• [REQUIRED WORK]
Repeat only the lines from the one holding "What does this" down to the last line of the listing below, including both of those lines.

-- Begin --

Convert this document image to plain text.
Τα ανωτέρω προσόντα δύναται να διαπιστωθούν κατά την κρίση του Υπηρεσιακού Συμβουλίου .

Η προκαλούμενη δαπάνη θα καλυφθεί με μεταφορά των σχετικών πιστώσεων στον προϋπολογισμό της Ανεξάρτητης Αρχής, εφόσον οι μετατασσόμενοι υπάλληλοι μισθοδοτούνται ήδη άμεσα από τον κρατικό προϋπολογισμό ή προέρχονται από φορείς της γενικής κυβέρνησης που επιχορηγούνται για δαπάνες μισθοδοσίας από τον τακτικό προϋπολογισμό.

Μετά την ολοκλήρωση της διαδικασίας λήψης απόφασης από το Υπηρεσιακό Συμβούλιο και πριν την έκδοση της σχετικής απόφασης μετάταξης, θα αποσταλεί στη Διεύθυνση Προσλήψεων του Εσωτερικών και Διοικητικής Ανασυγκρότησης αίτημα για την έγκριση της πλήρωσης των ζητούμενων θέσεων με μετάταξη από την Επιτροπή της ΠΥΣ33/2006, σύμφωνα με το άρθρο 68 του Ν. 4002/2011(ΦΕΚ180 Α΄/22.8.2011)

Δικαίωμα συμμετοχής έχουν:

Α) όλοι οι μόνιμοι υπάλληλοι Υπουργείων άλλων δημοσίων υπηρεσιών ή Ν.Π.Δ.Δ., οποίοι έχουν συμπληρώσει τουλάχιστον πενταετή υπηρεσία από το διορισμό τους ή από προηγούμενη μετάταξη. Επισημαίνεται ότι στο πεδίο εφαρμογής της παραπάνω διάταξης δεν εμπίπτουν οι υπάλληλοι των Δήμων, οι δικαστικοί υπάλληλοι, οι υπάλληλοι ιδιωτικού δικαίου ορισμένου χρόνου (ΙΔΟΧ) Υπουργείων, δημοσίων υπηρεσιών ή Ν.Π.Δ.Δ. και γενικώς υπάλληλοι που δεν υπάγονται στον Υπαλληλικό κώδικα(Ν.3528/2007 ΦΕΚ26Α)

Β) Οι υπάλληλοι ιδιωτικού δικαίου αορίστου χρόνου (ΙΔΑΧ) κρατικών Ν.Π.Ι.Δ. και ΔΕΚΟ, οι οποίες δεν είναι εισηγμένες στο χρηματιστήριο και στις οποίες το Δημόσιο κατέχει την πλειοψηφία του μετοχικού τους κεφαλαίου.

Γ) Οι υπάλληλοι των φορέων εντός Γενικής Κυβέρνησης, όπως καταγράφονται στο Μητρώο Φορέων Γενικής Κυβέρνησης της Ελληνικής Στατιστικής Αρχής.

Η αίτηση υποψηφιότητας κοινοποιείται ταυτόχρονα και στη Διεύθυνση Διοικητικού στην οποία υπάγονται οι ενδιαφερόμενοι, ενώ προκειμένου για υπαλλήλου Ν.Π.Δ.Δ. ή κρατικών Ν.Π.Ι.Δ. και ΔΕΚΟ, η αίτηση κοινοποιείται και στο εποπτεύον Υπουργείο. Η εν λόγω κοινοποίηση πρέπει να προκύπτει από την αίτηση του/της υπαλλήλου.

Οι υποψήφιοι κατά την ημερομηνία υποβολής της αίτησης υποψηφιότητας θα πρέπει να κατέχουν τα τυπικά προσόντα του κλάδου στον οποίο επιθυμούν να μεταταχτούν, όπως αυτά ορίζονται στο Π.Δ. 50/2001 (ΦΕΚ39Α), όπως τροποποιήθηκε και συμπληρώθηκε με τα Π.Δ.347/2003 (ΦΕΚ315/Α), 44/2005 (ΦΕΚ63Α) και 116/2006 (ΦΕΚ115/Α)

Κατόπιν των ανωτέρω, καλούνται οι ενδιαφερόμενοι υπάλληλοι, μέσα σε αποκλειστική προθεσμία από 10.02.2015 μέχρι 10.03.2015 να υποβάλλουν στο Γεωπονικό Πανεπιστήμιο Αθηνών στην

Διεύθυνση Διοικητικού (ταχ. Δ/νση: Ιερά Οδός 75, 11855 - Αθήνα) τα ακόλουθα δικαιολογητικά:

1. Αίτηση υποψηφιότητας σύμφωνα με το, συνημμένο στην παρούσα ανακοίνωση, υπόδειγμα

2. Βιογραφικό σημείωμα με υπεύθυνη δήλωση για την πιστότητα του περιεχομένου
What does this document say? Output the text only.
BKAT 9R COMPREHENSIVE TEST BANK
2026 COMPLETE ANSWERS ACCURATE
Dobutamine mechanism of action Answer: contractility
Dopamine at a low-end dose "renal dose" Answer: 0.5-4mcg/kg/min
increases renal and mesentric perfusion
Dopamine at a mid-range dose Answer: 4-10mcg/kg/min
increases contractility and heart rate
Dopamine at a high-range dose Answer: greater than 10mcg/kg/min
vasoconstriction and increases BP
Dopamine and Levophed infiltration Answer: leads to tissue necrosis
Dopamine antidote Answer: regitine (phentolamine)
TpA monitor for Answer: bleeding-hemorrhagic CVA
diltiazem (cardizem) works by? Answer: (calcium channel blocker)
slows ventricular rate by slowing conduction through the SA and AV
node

-- End --

• [SOLUTION TO THIS TASK]
What does this document say? Output the text only.
BKAT 9R COMPREHENSIVE TEST BANK
2026 COMPLETE ANSWERS ACCURATE
Dobutamine mechanism of action Answer: contractility
Dopamine at a low-end dose "renal dose" Answer: 0.5-4mcg/kg/min
increases renal and mesentric perfusion
Dopamine at a mid-range dose Answer: 4-10mcg/kg/min
increases contractility and heart rate
Dopamine at a high-range dose Answer: greater than 10mcg/kg/min
vasoconstriction and increases BP
Dopamine and Levophed infiltration Answer: leads to tissue necrosis
Dopamine antidote Answer: regitine (phentolamine)
TpA monitor for Answer: bleeding-hemorrhagic CVA
diltiazem (cardizem) works by? Answer: (calcium channel blocker)
slows ventricular rate by slowing conduction through the SA and AV
node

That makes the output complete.